# start of Provided material
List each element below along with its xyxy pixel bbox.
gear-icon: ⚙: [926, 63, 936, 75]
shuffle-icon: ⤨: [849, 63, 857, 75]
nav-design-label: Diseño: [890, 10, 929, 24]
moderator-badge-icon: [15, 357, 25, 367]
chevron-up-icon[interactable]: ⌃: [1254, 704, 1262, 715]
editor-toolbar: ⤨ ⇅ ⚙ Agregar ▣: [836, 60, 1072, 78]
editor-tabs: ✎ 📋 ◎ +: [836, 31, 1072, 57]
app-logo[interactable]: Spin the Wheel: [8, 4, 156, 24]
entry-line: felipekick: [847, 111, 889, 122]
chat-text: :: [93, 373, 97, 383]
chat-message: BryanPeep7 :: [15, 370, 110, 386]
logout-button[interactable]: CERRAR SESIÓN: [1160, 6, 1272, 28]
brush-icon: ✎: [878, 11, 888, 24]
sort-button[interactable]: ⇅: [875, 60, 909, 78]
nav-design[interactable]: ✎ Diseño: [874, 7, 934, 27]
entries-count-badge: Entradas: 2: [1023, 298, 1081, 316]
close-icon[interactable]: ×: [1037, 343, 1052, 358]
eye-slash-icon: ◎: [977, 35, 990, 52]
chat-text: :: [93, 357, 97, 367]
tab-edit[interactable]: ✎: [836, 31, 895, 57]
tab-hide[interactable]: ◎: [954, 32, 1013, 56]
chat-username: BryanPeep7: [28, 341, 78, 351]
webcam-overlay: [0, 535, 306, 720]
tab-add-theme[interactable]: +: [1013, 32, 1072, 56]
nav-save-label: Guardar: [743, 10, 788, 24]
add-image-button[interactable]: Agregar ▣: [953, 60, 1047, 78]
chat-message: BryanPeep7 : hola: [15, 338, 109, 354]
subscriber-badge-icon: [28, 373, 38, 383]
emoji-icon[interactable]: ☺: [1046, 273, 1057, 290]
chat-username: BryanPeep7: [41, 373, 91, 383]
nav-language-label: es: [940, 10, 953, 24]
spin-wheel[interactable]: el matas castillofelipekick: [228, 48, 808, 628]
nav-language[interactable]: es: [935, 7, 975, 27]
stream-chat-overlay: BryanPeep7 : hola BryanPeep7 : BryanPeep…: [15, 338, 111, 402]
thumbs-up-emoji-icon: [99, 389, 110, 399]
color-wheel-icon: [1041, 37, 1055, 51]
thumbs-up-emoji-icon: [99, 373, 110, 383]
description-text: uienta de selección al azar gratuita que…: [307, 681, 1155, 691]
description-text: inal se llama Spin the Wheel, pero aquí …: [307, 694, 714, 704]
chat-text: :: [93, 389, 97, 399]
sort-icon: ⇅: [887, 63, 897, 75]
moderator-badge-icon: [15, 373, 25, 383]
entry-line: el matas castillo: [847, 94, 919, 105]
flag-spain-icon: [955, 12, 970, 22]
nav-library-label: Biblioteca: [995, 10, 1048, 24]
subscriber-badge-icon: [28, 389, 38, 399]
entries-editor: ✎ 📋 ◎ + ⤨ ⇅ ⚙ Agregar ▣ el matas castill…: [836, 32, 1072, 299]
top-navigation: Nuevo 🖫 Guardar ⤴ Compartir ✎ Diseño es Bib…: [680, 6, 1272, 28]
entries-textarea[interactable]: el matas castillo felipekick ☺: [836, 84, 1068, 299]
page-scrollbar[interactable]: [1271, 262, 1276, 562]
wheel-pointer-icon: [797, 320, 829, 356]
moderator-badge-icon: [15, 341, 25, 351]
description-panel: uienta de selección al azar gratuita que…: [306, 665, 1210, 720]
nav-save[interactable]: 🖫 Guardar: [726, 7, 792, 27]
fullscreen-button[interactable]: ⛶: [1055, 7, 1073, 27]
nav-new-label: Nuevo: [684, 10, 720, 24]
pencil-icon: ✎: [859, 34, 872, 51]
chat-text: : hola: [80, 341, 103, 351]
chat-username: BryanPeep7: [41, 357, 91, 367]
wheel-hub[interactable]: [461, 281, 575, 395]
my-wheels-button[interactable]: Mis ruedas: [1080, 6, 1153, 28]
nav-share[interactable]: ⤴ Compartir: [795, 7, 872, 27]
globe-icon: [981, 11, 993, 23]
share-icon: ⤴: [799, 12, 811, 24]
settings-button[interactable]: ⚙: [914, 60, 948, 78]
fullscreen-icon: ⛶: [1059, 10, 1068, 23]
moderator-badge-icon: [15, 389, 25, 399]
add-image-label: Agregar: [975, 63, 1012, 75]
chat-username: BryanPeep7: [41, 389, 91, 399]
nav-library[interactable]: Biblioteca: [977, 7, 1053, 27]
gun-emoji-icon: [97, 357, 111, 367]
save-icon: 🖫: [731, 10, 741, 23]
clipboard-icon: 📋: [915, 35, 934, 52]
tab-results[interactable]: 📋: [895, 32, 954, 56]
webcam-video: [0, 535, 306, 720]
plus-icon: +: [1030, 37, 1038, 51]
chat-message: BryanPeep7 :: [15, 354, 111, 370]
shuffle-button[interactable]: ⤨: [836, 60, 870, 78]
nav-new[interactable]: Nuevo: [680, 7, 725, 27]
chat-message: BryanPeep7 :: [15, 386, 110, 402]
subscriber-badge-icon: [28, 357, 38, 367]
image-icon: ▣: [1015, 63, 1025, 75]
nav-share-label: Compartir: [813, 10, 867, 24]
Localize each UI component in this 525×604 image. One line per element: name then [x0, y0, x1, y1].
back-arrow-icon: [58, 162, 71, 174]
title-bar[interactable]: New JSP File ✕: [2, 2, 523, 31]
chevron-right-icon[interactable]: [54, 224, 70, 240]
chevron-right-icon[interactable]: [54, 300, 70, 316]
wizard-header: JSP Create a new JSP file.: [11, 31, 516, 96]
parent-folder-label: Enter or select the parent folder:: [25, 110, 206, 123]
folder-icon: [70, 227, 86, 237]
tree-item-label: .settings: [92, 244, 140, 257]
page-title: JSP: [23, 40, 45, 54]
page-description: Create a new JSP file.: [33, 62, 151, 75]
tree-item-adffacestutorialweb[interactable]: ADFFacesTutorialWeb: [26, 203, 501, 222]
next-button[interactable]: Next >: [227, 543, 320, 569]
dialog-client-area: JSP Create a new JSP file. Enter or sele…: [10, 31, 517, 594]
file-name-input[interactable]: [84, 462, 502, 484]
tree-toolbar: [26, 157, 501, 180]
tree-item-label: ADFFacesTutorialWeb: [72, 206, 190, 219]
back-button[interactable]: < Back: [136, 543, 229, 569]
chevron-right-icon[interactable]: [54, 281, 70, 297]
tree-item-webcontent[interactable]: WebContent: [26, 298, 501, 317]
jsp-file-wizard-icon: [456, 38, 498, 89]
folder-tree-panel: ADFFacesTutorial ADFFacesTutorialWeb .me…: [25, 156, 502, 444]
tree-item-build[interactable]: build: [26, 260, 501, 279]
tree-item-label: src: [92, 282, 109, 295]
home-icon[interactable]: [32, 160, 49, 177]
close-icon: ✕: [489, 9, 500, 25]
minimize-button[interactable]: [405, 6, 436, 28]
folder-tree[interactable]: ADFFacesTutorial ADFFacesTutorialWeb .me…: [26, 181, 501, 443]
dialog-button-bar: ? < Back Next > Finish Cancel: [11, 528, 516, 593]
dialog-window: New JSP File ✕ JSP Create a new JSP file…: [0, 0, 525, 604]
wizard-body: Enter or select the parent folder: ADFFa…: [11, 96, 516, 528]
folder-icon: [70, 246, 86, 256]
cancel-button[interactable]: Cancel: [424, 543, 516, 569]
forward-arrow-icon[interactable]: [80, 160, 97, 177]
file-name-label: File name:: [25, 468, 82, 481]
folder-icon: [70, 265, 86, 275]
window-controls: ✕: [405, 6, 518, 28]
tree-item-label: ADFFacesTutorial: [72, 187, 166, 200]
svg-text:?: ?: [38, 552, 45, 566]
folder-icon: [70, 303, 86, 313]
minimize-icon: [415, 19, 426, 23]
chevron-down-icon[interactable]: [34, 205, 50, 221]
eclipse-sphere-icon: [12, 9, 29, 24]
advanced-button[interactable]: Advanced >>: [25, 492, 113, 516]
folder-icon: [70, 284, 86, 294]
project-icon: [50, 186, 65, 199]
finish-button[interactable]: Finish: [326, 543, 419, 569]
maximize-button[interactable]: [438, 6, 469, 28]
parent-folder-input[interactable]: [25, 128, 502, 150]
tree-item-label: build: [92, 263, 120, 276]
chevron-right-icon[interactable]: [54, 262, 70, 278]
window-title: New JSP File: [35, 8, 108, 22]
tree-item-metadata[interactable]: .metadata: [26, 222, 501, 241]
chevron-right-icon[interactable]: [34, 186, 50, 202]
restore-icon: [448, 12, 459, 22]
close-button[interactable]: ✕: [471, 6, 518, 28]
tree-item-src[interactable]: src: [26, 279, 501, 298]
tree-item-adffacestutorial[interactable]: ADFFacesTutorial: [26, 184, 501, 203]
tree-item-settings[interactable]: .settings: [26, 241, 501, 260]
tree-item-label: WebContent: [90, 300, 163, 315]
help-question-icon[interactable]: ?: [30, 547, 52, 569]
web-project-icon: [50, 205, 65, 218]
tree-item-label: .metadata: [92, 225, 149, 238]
# end of Provided material
To do: Please return the material verbatim from its first line through the line that contains "webcam-overlay: [0, 535, 306, 720]", with both of those lines included.

Exercise solution:
List each element below along with its xyxy pixel bbox.
gear-icon: ⚙: [926, 63, 936, 75]
shuffle-icon: ⤨: [849, 63, 857, 75]
nav-design-label: Diseño: [890, 10, 929, 24]
moderator-badge-icon: [15, 357, 25, 367]
chevron-up-icon[interactable]: ⌃: [1254, 704, 1262, 715]
editor-toolbar: ⤨ ⇅ ⚙ Agregar ▣: [836, 60, 1072, 78]
editor-tabs: ✎ 📋 ◎ +: [836, 31, 1072, 57]
app-logo[interactable]: Spin the Wheel: [8, 4, 156, 24]
entry-line: felipekick: [847, 111, 889, 122]
chat-text: :: [93, 373, 97, 383]
chat-message: BryanPeep7 :: [15, 370, 110, 386]
logout-button[interactable]: CERRAR SESIÓN: [1160, 6, 1272, 28]
brush-icon: ✎: [878, 11, 888, 24]
sort-button[interactable]: ⇅: [875, 60, 909, 78]
nav-design[interactable]: ✎ Diseño: [874, 7, 934, 27]
entries-count-badge: Entradas: 2: [1023, 298, 1081, 316]
close-icon[interactable]: ×: [1037, 343, 1052, 358]
eye-slash-icon: ◎: [977, 35, 990, 52]
chat-text: :: [93, 357, 97, 367]
tab-edit[interactable]: ✎: [836, 31, 895, 57]
tab-hide[interactable]: ◎: [954, 32, 1013, 56]
chat-username: BryanPeep7: [28, 341, 78, 351]
webcam-overlay: [0, 535, 306, 720]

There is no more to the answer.